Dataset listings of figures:
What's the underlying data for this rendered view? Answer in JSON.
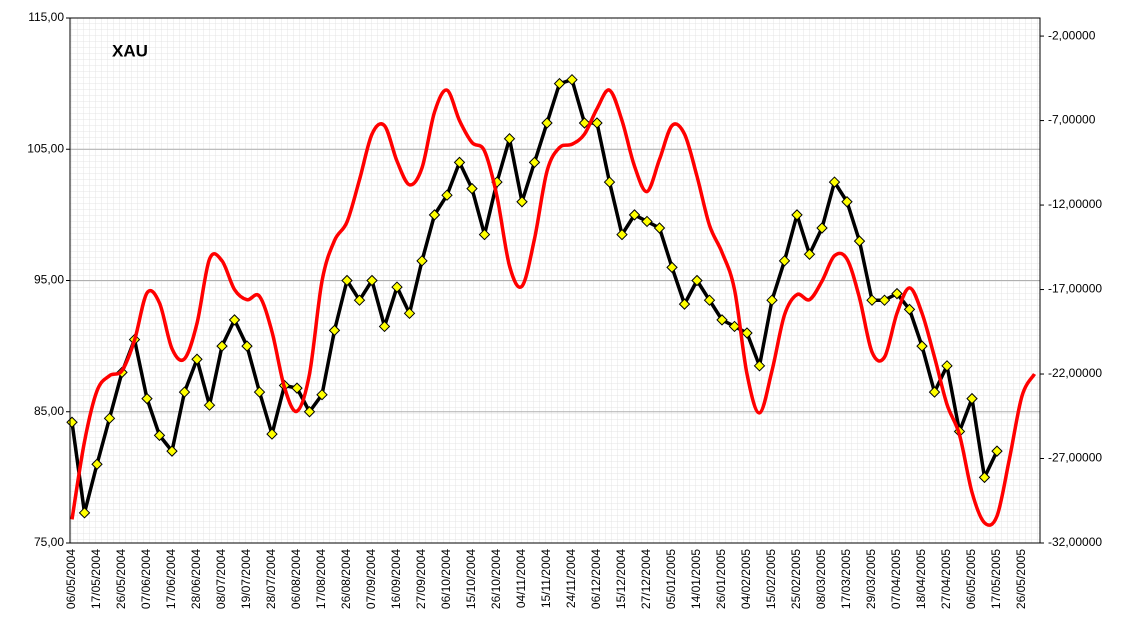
{
  "chart_data": {
    "type": "line",
    "title": "XAU",
    "categories": [
      "06/05/2004",
      null,
      "17/05/2004",
      null,
      "26/05/2004",
      null,
      "07/06/2004",
      null,
      "17/06/2004",
      null,
      "28/06/2004",
      null,
      "08/07/2004",
      null,
      "19/07/2004",
      null,
      "28/07/2004",
      null,
      "06/08/2004",
      null,
      "17/08/2004",
      null,
      "26/08/2004",
      null,
      "07/09/2004",
      null,
      "16/09/2004",
      null,
      "27/09/2004",
      null,
      "06/10/2004",
      null,
      "15/10/2004",
      null,
      "26/10/2004",
      null,
      "04/11/2004",
      null,
      "15/11/2004",
      null,
      "24/11/2004",
      null,
      "06/12/2004",
      null,
      "15/12/2004",
      null,
      "27/12/2004",
      null,
      "05/01/2005",
      null,
      "14/01/2005",
      null,
      "26/01/2005",
      null,
      "04/02/2005",
      null,
      "15/02/2005",
      null,
      "25/02/2005",
      null,
      "08/03/2005",
      null,
      "17/03/2005",
      null,
      "29/03/2005",
      null,
      "07/04/2005",
      null,
      "18/04/2005",
      null,
      "27/04/2005",
      null,
      "06/05/2005",
      null,
      "17/05/2005",
      null,
      "26/05/2005",
      null
    ],
    "series": [
      {
        "color": "#000000",
        "marker_color": "#ffff00",
        "values": [
          84.2,
          77.3,
          81,
          84.5,
          88,
          90.5,
          86,
          83.2,
          82,
          86.5,
          89,
          85.5,
          90,
          92,
          90,
          86.5,
          83.3,
          87,
          86.8,
          85,
          86.3,
          91.2,
          95,
          93.5,
          95,
          91.5,
          94.5,
          92.5,
          96.5,
          100,
          101.5,
          104,
          102,
          98.5,
          102.5,
          105.8,
          101,
          104,
          107,
          110,
          110.3,
          107,
          107,
          102.5,
          98.5,
          100,
          99.5,
          99,
          96,
          93.2,
          95,
          93.5,
          92,
          91.5,
          91,
          88.5,
          93.5,
          96.5,
          100,
          97,
          99,
          102.5,
          101,
          98,
          93.5,
          93.5,
          94,
          92.8,
          90,
          86.5,
          88.5,
          83.5,
          86,
          80,
          82,
          null,
          null,
          null
        ]
      },
      {
        "color": "#ff0000",
        "axis": "y2",
        "values": [
          -30.6,
          -26,
          -23,
          -22.1,
          -21.8,
          -20,
          -17.2,
          -17.8,
          -20.5,
          -21.1,
          -19,
          -15.2,
          -15.3,
          -17,
          -17.6,
          -17.4,
          -19.5,
          -22.8,
          -24.2,
          -22,
          -16.5,
          -14.1,
          -13,
          -10.5,
          -7.8,
          -7.3,
          -9.4,
          -10.8,
          -9.8,
          -6.5,
          -5.2,
          -7,
          -8.3,
          -8.8,
          -11.5,
          -15.6,
          -16.8,
          -14,
          -10,
          -8.6,
          -8.4,
          -7.8,
          -6.3,
          -5.2,
          -7,
          -9.7,
          -11.2,
          -9.3,
          -7.3,
          -7.8,
          -10.3,
          -13.2,
          -14.8,
          -17,
          -22,
          -24.3,
          -21.8,
          -18.5,
          -17.3,
          -17.6,
          -16.5,
          -15,
          -15.2,
          -17.5,
          -20.7,
          -21,
          -18.4,
          -16.9,
          -18.4,
          -21,
          -23.8,
          -25.6,
          -29,
          -30.8,
          -30.4,
          -27,
          -23.3,
          -22
        ]
      }
    ],
    "ylim": [
      75,
      115
    ],
    "yticks": [
      {
        "value": 75,
        "label": "75,00"
      },
      {
        "value": 85,
        "label": "85,00"
      },
      {
        "value": 95,
        "label": "95,00"
      },
      {
        "value": 105,
        "label": "105,00"
      },
      {
        "value": 115,
        "label": "115,00"
      }
    ],
    "y2lim": [
      -32,
      -0.93
    ],
    "y2ticks": [
      {
        "value": -2,
        "label": "-2,00000"
      },
      {
        "value": -7,
        "label": "-7,00000"
      },
      {
        "value": -12,
        "label": "-12,00000"
      },
      {
        "value": -17,
        "label": "-17,00000"
      },
      {
        "value": -22,
        "label": "-22,00000"
      },
      {
        "value": -27,
        "label": "-27,00000"
      },
      {
        "value": -32,
        "label": "-32,00000"
      }
    ],
    "grid": true
  }
}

• EXERCISE TASK
Filter the records above for "label" and copy every matching line.

• OUTPUT FOR THIS EXERCISE
        "label": "75,00"
        "label": "85,00"
        "label": "95,00"
        "label": "105,00"
        "label": "115,00"
        "label": "-2,00000"
        "label": "-7,00000"
        "label": "-12,00000"
        "label": "-17,00000"
        "label": "-22,00000"
        "label": "-27,00000"
        "label": "-32,00000"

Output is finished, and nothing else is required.